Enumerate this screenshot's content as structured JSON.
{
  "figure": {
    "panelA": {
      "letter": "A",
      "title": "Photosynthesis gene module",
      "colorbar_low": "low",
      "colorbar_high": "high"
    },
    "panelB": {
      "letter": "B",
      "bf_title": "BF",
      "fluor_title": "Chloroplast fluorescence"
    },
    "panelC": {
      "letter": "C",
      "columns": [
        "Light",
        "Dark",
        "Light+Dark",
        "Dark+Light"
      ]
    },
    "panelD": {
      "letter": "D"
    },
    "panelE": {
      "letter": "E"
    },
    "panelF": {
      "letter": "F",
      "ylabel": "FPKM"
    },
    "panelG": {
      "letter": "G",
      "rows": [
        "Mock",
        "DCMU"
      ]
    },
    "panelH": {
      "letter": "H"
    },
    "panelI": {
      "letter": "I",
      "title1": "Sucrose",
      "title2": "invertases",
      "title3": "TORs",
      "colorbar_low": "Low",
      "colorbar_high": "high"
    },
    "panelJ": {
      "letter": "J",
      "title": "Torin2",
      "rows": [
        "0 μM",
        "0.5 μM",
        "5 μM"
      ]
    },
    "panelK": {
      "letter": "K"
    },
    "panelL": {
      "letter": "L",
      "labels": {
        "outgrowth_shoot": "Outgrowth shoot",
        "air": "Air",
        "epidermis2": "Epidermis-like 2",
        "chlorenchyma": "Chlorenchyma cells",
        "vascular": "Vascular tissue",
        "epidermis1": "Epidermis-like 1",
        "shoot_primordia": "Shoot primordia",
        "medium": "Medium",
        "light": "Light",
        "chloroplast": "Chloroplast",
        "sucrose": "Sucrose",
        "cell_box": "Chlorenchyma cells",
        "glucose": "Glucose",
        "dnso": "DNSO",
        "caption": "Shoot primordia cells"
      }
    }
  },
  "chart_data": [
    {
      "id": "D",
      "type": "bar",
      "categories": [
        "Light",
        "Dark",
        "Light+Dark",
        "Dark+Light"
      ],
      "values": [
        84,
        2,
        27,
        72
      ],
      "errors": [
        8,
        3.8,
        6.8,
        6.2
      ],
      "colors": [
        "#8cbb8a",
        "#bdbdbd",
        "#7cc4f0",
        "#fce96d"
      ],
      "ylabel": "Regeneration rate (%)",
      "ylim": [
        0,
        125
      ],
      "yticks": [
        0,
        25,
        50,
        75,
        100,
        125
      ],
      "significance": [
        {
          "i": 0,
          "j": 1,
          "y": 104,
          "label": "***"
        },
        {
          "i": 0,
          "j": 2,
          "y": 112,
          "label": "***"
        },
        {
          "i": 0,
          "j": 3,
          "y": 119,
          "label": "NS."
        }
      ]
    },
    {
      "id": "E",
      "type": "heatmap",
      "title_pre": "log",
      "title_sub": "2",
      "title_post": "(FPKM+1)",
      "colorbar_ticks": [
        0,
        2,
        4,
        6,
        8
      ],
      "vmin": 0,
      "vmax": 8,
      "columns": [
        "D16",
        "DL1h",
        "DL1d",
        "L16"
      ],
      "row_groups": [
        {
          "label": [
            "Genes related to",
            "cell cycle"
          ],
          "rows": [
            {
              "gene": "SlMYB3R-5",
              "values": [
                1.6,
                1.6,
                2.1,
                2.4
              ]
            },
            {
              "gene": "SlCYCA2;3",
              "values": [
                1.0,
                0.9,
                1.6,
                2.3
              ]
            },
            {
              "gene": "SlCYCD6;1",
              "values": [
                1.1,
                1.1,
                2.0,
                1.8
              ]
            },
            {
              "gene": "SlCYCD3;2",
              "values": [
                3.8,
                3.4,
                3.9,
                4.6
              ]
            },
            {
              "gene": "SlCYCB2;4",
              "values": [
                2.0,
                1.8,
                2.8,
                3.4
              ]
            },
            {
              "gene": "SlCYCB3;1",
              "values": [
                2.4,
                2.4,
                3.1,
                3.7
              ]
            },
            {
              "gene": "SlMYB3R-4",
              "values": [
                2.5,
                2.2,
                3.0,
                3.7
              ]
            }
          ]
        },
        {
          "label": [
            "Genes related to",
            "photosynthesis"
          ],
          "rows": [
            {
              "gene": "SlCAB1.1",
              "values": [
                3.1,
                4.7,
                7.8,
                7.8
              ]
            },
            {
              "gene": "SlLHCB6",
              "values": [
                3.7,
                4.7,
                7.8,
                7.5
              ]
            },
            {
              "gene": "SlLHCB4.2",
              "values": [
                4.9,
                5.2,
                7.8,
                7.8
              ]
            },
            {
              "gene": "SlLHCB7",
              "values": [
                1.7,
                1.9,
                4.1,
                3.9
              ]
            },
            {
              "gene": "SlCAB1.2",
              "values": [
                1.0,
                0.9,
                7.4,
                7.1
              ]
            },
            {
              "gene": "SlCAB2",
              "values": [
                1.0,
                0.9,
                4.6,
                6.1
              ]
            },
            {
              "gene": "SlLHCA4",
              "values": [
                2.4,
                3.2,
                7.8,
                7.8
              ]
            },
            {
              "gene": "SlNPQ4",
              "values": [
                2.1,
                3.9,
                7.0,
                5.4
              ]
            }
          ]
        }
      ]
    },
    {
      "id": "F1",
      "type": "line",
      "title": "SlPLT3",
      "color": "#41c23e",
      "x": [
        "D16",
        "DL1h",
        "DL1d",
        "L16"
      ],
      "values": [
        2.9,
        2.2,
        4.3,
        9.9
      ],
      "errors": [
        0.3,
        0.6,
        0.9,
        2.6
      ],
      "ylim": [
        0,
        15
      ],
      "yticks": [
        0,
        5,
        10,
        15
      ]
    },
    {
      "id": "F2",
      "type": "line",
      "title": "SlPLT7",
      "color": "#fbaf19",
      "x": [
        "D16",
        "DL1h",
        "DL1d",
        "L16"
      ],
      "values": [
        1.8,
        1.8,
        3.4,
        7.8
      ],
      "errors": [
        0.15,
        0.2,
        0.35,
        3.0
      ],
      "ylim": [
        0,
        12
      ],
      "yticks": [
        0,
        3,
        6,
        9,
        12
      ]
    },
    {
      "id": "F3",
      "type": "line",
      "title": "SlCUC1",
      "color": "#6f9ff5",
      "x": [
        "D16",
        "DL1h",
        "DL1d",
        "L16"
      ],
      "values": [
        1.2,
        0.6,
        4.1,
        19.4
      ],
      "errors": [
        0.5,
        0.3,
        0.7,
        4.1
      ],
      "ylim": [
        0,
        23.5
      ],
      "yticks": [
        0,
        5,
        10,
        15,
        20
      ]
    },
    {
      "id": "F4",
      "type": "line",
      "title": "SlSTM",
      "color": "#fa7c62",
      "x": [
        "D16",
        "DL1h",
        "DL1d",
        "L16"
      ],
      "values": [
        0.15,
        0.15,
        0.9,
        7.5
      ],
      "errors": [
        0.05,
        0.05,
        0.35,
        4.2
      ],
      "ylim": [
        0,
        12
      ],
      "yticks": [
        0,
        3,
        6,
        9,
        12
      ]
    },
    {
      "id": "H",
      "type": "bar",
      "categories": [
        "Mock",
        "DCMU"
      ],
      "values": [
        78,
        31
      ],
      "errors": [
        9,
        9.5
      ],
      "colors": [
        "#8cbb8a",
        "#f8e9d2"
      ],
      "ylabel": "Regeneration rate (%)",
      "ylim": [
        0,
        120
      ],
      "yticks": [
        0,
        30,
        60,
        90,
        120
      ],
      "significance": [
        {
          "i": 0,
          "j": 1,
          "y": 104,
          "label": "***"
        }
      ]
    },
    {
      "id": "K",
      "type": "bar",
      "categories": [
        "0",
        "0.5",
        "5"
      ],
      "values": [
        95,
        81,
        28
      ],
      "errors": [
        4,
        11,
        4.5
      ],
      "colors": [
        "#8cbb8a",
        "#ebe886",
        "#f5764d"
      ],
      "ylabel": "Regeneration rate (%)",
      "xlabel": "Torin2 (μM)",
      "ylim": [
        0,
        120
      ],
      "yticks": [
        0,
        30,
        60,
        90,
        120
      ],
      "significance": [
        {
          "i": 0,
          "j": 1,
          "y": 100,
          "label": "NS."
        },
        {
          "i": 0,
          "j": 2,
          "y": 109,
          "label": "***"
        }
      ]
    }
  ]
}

++++++++

• _EXERCISE DETAILS_:
Looking at the data above, state how many of its lines contain the word "primordia", and give nothing but that number.

• _TASK ANSWER_:
2